Single out the lines of the material that contain "JSON" and copy them.

■ **Dataset entries**:
****

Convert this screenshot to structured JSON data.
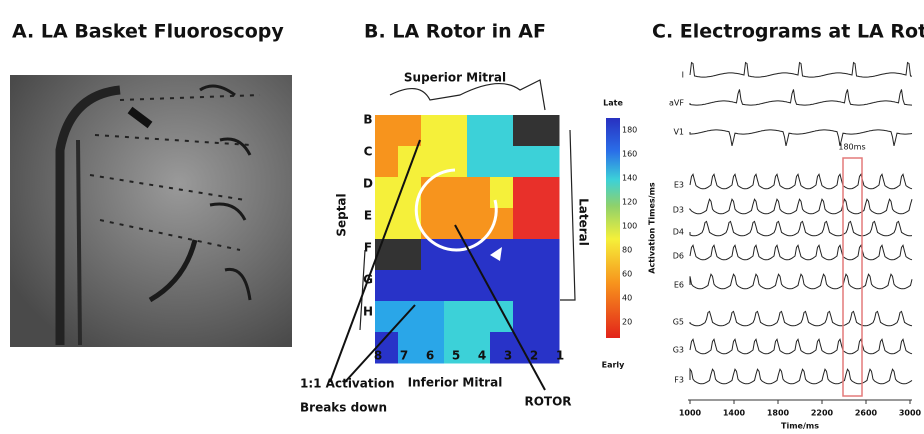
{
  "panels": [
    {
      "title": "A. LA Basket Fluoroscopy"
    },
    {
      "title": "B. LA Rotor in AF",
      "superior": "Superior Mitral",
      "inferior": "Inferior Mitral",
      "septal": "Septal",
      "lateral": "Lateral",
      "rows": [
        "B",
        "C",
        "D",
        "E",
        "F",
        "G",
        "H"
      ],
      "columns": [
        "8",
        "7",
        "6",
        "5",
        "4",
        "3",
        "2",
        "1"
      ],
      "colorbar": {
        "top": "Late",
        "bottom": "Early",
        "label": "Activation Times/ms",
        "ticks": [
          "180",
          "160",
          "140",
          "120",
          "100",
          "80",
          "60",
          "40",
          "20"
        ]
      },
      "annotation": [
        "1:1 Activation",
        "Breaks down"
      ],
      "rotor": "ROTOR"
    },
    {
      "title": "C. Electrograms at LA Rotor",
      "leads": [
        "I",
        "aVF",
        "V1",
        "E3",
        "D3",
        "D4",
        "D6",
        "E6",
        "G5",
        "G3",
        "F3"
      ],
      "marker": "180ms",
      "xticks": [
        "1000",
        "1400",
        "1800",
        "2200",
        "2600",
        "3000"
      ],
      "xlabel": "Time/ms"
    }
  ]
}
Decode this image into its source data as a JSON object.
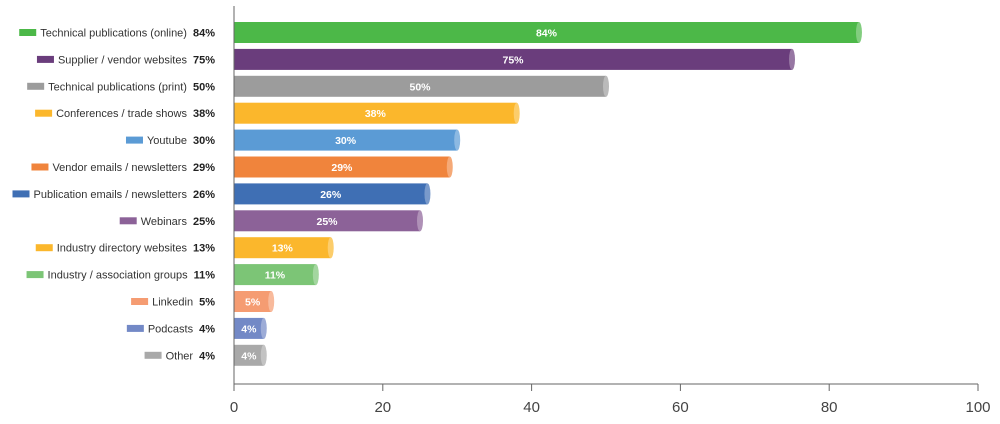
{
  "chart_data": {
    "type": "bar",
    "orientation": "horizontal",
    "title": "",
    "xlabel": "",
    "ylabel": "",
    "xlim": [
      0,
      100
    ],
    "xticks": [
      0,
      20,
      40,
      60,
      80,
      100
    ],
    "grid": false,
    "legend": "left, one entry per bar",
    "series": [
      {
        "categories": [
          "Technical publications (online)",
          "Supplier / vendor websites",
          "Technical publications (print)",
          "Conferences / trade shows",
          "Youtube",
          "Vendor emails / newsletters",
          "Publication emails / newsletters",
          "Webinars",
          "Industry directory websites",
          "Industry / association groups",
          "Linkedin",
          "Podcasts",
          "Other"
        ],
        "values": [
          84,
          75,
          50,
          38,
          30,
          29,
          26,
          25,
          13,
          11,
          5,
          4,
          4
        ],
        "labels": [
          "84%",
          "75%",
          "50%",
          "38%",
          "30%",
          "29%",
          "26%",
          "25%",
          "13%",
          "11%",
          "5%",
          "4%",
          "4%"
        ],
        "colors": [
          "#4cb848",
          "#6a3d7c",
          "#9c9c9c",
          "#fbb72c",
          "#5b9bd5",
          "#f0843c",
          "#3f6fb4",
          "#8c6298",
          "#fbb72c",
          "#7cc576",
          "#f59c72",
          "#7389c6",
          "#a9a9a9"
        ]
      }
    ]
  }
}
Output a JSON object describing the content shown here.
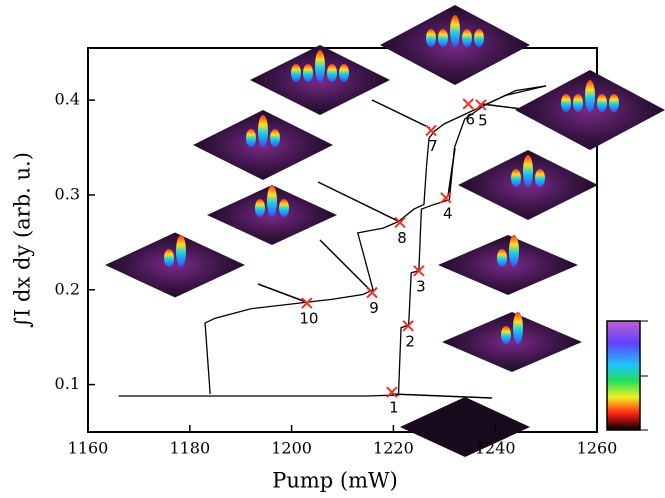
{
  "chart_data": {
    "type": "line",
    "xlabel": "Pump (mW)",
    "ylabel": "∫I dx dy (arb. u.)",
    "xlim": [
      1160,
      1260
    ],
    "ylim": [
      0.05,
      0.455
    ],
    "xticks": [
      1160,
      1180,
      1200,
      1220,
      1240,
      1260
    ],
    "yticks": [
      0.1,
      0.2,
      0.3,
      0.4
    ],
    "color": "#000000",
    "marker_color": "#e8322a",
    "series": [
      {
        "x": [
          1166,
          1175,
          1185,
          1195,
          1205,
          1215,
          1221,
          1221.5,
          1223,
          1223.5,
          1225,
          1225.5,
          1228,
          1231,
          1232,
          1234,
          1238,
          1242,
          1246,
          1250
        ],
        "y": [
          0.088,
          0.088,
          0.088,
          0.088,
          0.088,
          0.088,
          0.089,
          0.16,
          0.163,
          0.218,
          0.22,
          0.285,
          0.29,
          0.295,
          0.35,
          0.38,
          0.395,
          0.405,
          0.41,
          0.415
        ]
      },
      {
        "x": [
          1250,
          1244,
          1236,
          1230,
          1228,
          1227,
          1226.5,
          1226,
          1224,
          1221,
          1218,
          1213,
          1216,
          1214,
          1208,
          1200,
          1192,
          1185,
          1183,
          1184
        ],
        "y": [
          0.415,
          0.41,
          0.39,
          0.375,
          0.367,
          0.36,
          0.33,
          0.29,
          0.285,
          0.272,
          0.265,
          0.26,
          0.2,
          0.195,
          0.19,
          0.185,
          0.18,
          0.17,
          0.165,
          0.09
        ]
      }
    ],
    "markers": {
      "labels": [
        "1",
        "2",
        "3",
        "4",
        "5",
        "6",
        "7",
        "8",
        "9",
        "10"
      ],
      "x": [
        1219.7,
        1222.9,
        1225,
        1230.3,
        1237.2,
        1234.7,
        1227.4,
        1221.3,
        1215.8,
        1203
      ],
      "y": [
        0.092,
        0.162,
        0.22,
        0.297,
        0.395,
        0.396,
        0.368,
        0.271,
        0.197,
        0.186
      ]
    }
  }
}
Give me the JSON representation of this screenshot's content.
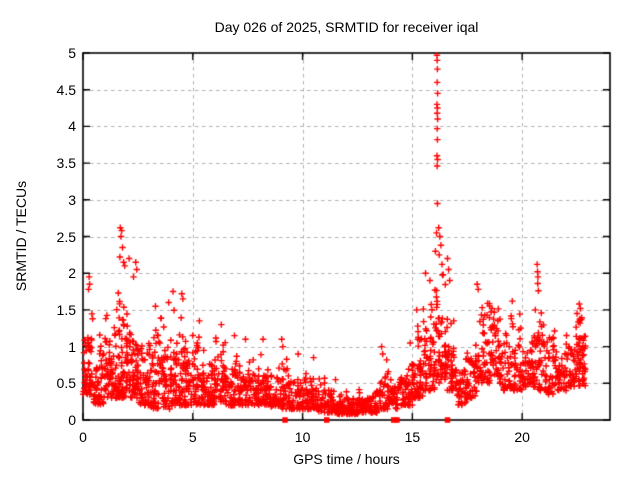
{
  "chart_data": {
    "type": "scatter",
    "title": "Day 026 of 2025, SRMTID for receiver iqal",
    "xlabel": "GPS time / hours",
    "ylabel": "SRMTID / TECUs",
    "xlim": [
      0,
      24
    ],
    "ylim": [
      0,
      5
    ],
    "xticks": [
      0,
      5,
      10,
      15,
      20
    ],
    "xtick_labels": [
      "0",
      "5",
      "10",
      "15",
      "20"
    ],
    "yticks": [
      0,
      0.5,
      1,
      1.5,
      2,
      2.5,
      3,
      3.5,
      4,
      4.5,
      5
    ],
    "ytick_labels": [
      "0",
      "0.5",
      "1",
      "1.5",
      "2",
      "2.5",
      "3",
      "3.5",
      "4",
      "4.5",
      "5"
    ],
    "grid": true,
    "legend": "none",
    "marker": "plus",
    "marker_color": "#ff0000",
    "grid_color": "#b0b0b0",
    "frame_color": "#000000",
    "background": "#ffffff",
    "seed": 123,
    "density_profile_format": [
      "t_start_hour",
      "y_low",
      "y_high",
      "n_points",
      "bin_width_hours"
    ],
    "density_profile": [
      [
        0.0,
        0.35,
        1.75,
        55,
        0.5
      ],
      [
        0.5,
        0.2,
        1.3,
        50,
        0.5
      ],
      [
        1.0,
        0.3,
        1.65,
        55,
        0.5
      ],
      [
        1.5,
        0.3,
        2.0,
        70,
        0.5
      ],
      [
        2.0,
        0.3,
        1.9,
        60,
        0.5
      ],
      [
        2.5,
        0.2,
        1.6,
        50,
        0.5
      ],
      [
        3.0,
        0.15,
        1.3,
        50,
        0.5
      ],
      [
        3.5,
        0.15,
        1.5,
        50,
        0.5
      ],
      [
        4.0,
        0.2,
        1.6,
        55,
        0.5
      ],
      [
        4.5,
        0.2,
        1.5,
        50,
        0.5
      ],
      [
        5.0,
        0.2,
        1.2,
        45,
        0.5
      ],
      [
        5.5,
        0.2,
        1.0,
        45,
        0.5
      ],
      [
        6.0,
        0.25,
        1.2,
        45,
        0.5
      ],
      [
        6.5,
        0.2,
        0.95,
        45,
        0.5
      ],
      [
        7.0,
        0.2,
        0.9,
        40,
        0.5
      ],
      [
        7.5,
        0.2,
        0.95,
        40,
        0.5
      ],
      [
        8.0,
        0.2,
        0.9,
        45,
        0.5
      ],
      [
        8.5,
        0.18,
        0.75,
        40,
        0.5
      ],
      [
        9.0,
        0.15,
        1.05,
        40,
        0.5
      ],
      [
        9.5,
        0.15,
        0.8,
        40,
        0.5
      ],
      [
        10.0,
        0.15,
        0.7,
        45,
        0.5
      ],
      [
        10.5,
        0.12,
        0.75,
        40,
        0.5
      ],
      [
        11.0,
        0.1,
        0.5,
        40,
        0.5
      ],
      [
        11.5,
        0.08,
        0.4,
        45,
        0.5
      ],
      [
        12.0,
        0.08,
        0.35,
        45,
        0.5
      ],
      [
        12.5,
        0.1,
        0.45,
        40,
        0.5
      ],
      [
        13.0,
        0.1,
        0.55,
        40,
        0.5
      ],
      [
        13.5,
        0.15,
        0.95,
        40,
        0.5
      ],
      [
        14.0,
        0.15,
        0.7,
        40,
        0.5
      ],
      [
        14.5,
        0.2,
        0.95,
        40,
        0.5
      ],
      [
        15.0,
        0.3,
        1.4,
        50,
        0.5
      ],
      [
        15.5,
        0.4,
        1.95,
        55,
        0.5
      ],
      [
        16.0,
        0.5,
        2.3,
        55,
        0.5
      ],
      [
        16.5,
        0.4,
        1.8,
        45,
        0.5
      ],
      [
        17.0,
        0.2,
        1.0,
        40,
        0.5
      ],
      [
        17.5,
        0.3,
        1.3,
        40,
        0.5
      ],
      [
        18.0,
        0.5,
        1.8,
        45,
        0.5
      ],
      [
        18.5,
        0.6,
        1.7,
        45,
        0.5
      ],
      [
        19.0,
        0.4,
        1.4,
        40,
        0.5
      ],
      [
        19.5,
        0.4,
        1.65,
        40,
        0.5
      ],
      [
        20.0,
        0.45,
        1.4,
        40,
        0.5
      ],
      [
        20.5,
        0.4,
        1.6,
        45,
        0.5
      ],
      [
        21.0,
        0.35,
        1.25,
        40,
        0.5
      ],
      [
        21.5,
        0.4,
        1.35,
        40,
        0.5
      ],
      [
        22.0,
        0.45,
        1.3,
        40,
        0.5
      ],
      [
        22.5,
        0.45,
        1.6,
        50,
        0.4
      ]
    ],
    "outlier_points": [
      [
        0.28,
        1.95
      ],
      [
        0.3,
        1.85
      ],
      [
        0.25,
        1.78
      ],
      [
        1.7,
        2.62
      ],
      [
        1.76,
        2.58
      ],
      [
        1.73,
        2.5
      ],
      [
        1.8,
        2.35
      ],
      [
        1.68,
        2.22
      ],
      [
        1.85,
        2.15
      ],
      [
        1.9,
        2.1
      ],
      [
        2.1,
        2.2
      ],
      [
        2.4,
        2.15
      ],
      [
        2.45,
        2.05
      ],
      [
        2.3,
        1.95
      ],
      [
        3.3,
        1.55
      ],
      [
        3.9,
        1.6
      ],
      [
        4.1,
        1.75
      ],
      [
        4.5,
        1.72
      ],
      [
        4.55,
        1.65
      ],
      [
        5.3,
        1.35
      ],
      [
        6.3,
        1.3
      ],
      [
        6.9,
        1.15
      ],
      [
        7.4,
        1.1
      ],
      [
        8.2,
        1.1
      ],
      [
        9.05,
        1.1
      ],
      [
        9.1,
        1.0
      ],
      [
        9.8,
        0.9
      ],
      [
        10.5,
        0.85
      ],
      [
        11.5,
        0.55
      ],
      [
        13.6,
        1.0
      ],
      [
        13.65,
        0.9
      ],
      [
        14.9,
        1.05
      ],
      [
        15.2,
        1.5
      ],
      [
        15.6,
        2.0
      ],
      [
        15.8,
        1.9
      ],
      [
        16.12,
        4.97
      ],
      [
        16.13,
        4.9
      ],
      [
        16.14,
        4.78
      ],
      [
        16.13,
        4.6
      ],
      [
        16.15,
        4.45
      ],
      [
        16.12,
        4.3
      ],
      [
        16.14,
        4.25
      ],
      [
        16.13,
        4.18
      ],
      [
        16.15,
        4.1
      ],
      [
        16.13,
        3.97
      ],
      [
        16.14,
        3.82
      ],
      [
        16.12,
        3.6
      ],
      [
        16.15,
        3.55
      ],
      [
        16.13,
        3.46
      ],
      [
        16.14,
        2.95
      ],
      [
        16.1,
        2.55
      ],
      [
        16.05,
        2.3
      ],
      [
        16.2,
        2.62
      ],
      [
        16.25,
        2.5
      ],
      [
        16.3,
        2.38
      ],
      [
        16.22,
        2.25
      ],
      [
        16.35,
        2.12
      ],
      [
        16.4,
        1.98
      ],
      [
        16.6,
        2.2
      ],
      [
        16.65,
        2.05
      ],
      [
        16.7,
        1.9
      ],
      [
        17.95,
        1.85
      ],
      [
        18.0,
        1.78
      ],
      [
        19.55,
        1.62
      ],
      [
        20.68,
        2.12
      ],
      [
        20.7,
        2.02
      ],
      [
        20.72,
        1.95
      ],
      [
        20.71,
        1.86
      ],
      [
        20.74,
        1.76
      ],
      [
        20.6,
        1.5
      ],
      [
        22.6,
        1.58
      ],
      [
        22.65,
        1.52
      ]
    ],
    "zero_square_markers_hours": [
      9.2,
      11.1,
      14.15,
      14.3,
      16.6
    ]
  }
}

****

■ **The result**:
Convert this screenshot to structured JSON data.
Decode this image into its source data as a JSON object.
Output a JSON object describing the content shown here.
Give me the JSON representation of this screenshot's content.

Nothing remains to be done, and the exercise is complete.